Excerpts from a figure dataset
═══
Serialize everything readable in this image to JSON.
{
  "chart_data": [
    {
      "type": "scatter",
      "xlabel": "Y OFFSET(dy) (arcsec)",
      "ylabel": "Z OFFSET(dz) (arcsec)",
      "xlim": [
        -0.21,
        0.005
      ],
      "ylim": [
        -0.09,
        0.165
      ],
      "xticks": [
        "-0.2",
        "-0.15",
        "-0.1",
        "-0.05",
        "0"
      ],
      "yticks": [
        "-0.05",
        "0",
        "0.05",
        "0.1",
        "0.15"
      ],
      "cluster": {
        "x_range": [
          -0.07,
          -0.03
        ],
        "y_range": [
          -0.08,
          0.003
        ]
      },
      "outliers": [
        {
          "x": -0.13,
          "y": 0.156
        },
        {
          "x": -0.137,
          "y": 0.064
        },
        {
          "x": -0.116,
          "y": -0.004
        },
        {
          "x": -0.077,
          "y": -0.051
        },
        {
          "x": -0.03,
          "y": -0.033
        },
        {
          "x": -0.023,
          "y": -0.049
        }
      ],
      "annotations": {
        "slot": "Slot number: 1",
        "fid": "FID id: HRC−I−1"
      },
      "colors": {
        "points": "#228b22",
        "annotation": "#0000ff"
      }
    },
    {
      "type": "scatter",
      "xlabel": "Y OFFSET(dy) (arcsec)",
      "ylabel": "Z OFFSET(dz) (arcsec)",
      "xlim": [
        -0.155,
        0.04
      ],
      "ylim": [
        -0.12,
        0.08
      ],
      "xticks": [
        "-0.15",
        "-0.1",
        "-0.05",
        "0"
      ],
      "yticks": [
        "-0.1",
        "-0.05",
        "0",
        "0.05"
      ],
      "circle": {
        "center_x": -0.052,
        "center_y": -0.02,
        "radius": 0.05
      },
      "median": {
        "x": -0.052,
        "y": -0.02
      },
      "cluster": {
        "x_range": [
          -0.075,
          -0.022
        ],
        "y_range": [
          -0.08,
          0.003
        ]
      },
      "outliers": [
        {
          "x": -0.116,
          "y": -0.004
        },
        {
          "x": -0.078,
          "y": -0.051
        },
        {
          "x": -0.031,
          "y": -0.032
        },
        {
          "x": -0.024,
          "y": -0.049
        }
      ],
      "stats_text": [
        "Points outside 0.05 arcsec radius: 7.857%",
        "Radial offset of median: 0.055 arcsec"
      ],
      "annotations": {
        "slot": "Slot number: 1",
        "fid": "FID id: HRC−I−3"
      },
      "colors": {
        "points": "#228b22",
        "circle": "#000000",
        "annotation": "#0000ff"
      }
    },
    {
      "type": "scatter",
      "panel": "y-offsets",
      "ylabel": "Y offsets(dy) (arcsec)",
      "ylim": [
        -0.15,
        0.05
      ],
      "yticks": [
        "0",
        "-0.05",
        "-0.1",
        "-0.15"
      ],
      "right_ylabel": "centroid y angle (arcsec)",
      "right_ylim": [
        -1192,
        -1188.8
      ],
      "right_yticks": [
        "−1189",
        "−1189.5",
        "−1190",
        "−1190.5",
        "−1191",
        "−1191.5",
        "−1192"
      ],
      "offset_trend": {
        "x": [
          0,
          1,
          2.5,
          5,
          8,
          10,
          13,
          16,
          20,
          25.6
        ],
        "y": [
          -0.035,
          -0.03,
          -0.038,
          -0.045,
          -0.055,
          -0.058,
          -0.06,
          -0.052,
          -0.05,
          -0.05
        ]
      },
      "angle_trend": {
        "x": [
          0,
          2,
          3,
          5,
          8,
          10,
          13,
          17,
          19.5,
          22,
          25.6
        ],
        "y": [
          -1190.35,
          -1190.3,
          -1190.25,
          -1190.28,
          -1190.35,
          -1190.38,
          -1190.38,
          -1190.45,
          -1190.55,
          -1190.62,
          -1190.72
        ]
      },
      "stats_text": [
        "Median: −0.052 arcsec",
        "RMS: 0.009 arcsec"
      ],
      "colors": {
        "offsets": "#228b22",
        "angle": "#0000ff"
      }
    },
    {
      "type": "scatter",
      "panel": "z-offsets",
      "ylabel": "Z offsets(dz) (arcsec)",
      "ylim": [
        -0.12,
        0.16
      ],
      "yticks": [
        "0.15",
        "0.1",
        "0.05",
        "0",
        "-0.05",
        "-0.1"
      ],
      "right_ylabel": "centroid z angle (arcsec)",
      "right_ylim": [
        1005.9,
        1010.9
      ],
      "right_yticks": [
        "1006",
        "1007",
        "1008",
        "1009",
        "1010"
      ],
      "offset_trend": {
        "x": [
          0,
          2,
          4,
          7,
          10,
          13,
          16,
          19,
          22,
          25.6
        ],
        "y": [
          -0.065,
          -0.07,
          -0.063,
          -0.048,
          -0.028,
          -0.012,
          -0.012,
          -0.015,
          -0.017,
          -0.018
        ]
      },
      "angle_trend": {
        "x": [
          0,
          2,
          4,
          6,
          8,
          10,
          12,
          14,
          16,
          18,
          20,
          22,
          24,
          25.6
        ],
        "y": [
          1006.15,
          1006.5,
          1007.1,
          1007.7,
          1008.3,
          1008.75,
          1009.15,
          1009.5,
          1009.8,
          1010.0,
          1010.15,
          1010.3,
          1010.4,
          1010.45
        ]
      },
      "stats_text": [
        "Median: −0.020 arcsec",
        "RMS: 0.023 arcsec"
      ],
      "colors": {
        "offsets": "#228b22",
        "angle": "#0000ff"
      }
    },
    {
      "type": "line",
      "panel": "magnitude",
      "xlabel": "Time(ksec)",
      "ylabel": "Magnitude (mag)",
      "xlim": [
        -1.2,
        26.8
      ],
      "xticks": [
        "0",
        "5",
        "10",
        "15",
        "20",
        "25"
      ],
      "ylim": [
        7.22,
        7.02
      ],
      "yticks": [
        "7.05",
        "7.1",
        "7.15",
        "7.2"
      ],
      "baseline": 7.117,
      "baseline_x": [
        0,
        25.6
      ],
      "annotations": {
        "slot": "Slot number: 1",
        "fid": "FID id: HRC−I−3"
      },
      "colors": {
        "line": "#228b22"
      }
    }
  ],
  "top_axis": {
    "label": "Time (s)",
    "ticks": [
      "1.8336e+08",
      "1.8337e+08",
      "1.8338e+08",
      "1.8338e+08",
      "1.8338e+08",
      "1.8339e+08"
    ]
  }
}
═══
◆ STATED TASK: Lines holding the word "centroid" in the entries above are the ones to pull out. Copy them all.

◆ WRITTEN SOLUTION:
      "right_ylabel": "centroid y angle (arcsec)",
      "right_ylabel": "centroid z angle (arcsec)",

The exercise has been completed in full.